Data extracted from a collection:
----------
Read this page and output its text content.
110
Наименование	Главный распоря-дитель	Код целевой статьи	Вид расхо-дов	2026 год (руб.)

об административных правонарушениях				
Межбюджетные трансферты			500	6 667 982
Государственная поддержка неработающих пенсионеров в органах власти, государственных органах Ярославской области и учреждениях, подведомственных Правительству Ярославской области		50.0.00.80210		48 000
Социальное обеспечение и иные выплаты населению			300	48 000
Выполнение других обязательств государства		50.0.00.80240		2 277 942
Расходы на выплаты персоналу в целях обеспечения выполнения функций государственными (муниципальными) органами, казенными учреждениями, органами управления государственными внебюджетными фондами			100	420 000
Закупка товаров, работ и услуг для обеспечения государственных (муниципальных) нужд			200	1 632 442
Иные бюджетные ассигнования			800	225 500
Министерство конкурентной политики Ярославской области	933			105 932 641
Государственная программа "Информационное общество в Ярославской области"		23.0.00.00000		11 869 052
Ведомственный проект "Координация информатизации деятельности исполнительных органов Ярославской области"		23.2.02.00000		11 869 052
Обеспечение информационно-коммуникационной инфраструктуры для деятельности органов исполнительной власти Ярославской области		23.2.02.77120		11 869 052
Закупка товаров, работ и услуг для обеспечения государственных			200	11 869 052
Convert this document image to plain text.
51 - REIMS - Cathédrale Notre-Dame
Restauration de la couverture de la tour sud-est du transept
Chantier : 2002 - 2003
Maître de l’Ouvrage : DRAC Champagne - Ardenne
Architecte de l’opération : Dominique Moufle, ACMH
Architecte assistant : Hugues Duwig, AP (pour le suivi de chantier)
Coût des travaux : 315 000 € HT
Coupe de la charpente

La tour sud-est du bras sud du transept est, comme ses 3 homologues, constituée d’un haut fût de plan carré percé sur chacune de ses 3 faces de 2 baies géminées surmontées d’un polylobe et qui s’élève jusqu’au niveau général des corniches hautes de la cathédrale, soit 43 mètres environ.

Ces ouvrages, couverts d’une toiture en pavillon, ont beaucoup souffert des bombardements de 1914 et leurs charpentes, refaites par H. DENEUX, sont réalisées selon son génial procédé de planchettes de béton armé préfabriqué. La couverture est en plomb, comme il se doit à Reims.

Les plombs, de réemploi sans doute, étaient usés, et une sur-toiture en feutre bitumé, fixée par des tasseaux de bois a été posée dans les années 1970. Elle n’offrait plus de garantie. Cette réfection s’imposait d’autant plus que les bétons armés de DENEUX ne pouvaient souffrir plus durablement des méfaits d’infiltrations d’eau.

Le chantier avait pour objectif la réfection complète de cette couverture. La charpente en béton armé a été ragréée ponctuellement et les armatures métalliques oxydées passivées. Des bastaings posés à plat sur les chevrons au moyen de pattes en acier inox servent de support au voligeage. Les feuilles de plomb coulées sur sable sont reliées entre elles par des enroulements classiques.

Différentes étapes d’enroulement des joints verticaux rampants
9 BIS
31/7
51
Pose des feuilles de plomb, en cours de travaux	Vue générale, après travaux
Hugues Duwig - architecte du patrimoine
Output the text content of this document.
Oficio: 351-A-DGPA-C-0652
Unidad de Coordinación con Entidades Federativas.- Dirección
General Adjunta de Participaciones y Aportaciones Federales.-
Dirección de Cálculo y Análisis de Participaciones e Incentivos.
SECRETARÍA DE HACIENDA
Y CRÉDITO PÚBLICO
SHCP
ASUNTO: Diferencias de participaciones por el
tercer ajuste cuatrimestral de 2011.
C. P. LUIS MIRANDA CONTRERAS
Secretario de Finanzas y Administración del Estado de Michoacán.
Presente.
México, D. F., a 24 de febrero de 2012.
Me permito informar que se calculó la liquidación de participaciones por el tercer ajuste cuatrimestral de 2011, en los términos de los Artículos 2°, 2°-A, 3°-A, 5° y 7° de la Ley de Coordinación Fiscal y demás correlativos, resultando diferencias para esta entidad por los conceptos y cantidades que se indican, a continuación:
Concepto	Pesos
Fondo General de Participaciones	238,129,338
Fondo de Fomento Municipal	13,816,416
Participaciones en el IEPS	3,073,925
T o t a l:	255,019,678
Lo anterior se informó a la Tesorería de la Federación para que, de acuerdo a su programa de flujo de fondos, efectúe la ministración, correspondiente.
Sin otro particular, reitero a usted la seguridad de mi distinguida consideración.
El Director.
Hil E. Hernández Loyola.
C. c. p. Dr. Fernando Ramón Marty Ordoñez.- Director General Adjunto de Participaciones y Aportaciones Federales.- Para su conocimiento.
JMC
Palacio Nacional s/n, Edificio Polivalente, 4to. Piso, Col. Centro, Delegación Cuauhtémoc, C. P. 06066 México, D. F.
----------
> **Aim**: Go through the lines above. Select every one that has the string "document".

> **Solution to this problem**:
Convert this document image to plain text.
Output the text content of this document.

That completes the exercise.